SHORT EXERCISE
Copy out every line exactly, passing over the pictures.

(Extracts from a graphics dataset)
[Begin]

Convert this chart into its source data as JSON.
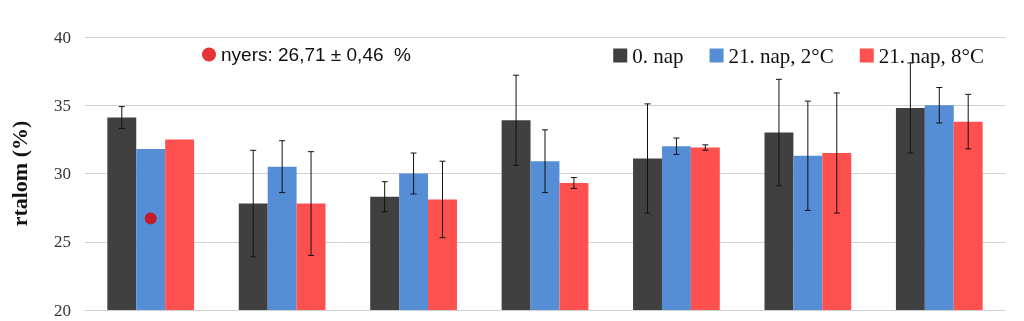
{
  "chart_data": {
    "type": "bar",
    "ylabel": "rtalom (%)",
    "categories": [
      null,
      null,
      null,
      null,
      null,
      null,
      null
    ],
    "series": [
      {
        "name": "0. nap",
        "color": "#404040",
        "values": [
          34.1,
          27.8,
          28.3,
          33.9,
          31.1,
          33.0,
          34.8
        ],
        "errors": [
          0.8,
          3.9,
          1.1,
          3.3,
          4.0,
          3.9,
          3.3
        ]
      },
      {
        "name": "21. nap, 2°C",
        "color": "#558ed5",
        "values": [
          31.8,
          30.5,
          30.0,
          30.9,
          32.0,
          31.3,
          35.0
        ],
        "errors": [
          null,
          1.9,
          1.5,
          2.3,
          0.6,
          4.0,
          1.3
        ]
      },
      {
        "name": "21. nap, 8°C",
        "color": "#ff5050",
        "values": [
          32.5,
          27.8,
          28.1,
          29.3,
          31.9,
          31.5,
          33.8
        ],
        "errors": [
          null,
          3.8,
          2.8,
          0.4,
          0.2,
          4.4,
          2.0
        ]
      },
      {
        "type": "scatter",
        "name": "nyers: 26,71 ± 0,46  %",
        "color": "#e00000",
        "marker": "circle",
        "values": [
          26.71,
          null,
          null,
          null,
          null,
          null,
          null
        ]
      }
    ],
    "ylim": [
      20,
      40
    ],
    "yticks": [
      20,
      25,
      30,
      35,
      40
    ],
    "grid": "y",
    "legend": "top right"
  }
}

[End]

ANSWER
Convert this chart into its source data as JSON.
{
  "chart_data": {
    "type": "bar",
    "ylabel": "rtalom (%)",
    "categories": [
      null,
      null,
      null,
      null,
      null,
      null,
      null
    ],
    "series": [
      {
        "name": "0. nap",
        "color": "#404040",
        "values": [
          34.1,
          27.8,
          28.3,
          33.9,
          31.1,
          33.0,
          34.8
        ],
        "errors": [
          0.8,
          3.9,
          1.1,
          3.3,
          4.0,
          3.9,
          3.3
        ]
      },
      {
        "name": "21. nap, 2°C",
        "color": "#558ed5",
        "values": [
          31.8,
          30.5,
          30.0,
          30.9,
          32.0,
          31.3,
          35.0
        ],
        "errors": [
          null,
          1.9,
          1.5,
          2.3,
          0.6,
          4.0,
          1.3
        ]
      },
      {
        "name": "21. nap, 8°C",
        "color": "#ff5050",
        "values": [
          32.5,
          27.8,
          28.1,
          29.3,
          31.9,
          31.5,
          33.8
        ],
        "errors": [
          null,
          3.8,
          2.8,
          0.4,
          0.2,
          4.4,
          2.0
        ]
      },
      {
        "type": "scatter",
        "name": "nyers: 26,71 ± 0,46  %",
        "color": "#e00000",
        "marker": "circle",
        "values": [
          26.71,
          null,
          null,
          null,
          null,
          null,
          null
        ]
      }
    ],
    "ylim": [
      20,
      40
    ],
    "yticks": [
      20,
      25,
      30,
      35,
      40
    ],
    "grid": "y",
    "legend": "top right"
  }
}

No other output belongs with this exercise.